* Action item *
Would you print every entry exactly as it appears?

* Extracted records *

╭──

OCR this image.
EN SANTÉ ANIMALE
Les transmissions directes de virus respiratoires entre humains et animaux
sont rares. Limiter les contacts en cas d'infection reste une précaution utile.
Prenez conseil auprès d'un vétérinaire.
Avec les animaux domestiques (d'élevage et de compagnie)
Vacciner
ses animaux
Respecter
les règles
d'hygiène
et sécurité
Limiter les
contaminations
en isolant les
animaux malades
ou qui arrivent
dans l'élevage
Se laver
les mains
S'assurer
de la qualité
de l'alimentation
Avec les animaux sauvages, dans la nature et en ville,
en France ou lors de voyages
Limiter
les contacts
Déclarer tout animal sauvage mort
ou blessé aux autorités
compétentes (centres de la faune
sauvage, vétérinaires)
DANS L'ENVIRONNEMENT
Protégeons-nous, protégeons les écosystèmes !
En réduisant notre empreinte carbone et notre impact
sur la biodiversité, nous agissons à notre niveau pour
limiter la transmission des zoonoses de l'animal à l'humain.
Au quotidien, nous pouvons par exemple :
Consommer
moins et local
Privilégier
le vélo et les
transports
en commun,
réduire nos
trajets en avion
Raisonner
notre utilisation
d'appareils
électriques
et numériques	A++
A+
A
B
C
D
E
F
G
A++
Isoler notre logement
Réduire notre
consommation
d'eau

╰──

* Exercise result *
OCR this image.
EN SANTÉ ANIMALE
Les transmissions directes de virus respiratoires entre humains et animaux
sont rares. Limiter les contacts en cas d'infection reste une précaution utile.
Prenez conseil auprès d'un vétérinaire.
Avec les animaux domestiques (d'élevage et de compagnie)
Vacciner
ses animaux
Respecter
les règles
d'hygiène
et sécurité
Limiter les
contaminations
en isolant les
animaux malades
ou qui arrivent
dans l'élevage
Se laver
les mains
S'assurer
de la qualité
de l'alimentation
Avec les animaux sauvages, dans la nature et en ville,
en France ou lors de voyages
Limiter
les contacts
Déclarer tout animal sauvage mort
ou blessé aux autorités
compétentes (centres de la faune
sauvage, vétérinaires)
DANS L'ENVIRONNEMENT
Protégeons-nous, protégeons les écosystèmes !
En réduisant notre empreinte carbone et notre impact
sur la biodiversité, nous agissons à notre niveau pour
limiter la transmission des zoonoses de l'animal à l'humain.
Au quotidien, nous pouvons par exemple :
Consommer
moins et local
Privilégier
le vélo et les
transports
en commun,
réduire nos
trajets en avion
Raisonner
notre utilisation
d'appareils
électriques
et numériques	A++
A+
A
B
C
D
E
F
G
A++
Isoler notre logement
Réduire notre
consommation
d'eau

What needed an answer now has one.